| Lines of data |
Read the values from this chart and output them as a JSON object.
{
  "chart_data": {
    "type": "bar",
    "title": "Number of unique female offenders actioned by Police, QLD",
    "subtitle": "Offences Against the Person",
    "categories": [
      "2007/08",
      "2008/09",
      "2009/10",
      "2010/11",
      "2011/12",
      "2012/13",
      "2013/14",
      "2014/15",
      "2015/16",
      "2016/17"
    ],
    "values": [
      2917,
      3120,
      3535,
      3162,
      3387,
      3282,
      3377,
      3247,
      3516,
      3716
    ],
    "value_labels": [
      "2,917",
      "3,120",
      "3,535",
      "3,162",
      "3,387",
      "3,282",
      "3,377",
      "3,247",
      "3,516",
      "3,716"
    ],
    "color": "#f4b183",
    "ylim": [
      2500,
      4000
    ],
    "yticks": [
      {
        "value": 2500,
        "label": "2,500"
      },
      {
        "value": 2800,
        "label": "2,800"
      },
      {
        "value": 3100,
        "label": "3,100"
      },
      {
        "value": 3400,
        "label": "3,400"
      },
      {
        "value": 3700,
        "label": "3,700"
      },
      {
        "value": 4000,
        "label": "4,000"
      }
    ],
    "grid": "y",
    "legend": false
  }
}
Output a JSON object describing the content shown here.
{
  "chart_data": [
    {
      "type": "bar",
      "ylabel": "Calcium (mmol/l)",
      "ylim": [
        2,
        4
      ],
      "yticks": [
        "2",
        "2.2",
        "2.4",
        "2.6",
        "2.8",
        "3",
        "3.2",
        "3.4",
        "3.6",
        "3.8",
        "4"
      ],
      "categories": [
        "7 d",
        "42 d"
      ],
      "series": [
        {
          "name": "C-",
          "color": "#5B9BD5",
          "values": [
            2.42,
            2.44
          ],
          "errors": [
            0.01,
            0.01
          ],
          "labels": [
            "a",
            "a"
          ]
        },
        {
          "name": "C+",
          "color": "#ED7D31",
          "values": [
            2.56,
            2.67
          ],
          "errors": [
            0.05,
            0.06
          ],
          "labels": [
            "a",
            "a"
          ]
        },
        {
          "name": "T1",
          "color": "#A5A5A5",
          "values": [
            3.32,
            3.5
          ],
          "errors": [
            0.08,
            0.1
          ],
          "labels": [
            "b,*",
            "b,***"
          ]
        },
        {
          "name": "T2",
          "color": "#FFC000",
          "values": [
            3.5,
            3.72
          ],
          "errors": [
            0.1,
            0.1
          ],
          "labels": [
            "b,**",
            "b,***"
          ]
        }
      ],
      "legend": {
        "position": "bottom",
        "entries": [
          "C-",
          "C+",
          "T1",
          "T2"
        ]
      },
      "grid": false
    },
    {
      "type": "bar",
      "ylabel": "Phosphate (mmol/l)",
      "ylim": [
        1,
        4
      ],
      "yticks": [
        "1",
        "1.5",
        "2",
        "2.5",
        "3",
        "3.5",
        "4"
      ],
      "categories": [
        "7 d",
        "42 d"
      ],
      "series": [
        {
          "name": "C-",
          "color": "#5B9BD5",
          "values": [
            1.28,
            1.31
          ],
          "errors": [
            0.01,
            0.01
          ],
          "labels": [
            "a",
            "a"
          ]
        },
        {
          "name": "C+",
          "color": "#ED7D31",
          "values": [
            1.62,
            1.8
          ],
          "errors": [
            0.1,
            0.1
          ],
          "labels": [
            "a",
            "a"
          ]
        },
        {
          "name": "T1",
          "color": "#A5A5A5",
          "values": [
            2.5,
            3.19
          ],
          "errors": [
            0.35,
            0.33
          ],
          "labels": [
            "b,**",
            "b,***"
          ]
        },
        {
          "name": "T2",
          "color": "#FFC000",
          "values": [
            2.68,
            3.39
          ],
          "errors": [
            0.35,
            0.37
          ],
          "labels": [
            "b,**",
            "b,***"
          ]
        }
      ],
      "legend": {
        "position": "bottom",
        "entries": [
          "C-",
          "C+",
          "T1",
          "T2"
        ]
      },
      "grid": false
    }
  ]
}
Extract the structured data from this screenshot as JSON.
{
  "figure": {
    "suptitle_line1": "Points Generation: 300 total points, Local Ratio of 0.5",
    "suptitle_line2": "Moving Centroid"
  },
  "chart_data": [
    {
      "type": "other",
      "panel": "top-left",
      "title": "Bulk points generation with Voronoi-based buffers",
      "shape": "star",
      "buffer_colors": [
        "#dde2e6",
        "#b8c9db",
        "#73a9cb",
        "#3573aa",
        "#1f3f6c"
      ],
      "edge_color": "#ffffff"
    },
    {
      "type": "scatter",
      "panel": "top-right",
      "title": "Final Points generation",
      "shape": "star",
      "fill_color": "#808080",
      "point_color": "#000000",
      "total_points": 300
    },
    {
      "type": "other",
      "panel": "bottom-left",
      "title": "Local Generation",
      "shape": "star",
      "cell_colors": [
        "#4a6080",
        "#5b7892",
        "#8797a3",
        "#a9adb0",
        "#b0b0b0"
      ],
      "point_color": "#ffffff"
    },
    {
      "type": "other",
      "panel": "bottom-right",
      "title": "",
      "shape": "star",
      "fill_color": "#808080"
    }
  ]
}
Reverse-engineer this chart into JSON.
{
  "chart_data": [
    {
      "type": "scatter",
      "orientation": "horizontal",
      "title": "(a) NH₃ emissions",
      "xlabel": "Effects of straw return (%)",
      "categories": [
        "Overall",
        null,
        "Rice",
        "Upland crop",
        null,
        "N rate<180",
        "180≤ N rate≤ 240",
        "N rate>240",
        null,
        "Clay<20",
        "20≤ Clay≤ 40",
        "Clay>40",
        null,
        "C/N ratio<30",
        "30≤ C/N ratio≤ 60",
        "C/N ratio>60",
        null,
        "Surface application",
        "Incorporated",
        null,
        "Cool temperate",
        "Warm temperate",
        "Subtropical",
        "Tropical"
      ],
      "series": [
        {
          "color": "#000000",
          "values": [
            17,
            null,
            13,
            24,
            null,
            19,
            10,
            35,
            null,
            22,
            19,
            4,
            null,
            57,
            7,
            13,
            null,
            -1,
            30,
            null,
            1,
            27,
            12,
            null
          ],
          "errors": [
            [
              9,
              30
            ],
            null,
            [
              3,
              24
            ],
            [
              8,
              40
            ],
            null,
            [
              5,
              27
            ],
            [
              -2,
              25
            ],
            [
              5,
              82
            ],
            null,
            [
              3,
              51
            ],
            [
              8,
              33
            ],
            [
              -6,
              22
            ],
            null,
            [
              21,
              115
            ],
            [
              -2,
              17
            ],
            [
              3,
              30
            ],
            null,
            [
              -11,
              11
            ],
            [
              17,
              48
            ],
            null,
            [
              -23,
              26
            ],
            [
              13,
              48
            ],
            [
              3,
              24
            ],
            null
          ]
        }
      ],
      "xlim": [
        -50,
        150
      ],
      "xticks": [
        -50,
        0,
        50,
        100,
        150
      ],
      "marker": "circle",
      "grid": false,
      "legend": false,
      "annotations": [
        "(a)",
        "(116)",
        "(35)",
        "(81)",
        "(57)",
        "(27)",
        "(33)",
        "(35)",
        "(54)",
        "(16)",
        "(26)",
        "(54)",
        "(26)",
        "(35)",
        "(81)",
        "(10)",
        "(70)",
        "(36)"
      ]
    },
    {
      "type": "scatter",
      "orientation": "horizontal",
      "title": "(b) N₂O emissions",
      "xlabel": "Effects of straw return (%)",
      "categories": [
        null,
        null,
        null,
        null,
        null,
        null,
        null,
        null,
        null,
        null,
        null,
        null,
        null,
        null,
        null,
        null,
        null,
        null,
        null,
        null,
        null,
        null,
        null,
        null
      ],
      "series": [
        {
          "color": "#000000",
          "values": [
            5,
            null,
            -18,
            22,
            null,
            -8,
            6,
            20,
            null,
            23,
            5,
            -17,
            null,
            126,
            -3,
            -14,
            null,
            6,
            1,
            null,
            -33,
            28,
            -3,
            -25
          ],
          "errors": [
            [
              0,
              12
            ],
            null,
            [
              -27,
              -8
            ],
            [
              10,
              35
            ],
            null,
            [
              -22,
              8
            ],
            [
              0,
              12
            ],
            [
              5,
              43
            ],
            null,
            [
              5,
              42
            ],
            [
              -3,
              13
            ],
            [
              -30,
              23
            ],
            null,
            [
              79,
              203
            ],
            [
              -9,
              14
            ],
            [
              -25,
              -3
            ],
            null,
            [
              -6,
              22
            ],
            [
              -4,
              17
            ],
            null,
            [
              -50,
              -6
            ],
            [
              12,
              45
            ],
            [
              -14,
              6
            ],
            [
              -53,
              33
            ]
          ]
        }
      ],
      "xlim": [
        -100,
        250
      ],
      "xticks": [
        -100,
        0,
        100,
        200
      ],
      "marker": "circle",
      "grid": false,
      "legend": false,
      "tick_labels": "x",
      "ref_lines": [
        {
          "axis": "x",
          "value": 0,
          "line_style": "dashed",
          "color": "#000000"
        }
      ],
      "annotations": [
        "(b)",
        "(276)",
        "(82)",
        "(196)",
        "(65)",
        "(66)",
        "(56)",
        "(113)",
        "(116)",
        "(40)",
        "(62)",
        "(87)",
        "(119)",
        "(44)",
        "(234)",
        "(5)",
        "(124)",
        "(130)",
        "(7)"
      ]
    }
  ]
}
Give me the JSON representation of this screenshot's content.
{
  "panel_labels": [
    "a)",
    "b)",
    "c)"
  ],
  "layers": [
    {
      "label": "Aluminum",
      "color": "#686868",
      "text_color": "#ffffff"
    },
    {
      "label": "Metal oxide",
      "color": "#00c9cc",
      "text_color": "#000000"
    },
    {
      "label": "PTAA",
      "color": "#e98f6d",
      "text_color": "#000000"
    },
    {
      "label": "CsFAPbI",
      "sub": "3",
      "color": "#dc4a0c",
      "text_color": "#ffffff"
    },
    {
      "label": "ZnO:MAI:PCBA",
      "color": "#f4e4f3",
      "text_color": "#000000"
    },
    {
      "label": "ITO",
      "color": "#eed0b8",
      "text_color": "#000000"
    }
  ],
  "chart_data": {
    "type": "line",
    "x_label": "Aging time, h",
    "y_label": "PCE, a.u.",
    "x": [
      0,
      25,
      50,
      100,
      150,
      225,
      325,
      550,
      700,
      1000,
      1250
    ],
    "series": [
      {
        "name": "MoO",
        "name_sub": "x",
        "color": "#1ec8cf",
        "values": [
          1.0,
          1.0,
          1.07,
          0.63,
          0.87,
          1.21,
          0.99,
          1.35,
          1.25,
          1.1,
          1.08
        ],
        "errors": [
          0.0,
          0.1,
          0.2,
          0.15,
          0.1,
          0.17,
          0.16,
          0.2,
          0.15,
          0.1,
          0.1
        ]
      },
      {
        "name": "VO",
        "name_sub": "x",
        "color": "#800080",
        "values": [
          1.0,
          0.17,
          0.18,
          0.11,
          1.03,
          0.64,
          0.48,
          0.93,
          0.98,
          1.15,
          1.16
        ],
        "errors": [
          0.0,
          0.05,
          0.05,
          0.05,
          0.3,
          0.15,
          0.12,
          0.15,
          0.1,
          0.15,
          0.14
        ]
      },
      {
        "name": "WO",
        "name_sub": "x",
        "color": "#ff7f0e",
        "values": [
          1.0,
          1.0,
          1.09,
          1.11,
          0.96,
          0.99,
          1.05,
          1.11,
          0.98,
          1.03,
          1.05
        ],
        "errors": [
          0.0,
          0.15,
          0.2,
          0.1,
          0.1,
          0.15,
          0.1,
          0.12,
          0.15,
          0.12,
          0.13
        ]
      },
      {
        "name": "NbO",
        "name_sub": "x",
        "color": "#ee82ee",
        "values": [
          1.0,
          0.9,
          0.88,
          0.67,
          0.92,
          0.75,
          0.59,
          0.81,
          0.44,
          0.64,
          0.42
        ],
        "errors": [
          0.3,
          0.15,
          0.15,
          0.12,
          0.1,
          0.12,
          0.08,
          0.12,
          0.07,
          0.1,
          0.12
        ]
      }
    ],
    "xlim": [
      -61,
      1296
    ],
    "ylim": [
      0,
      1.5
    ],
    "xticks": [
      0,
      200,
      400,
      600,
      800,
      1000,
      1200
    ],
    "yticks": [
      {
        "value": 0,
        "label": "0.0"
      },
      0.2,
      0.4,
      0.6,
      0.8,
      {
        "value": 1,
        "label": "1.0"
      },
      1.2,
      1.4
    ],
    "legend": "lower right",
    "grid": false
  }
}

| Work to do |
Report how many lines of the listing hold the word "this", with nothing but the number.

| Solution below |
4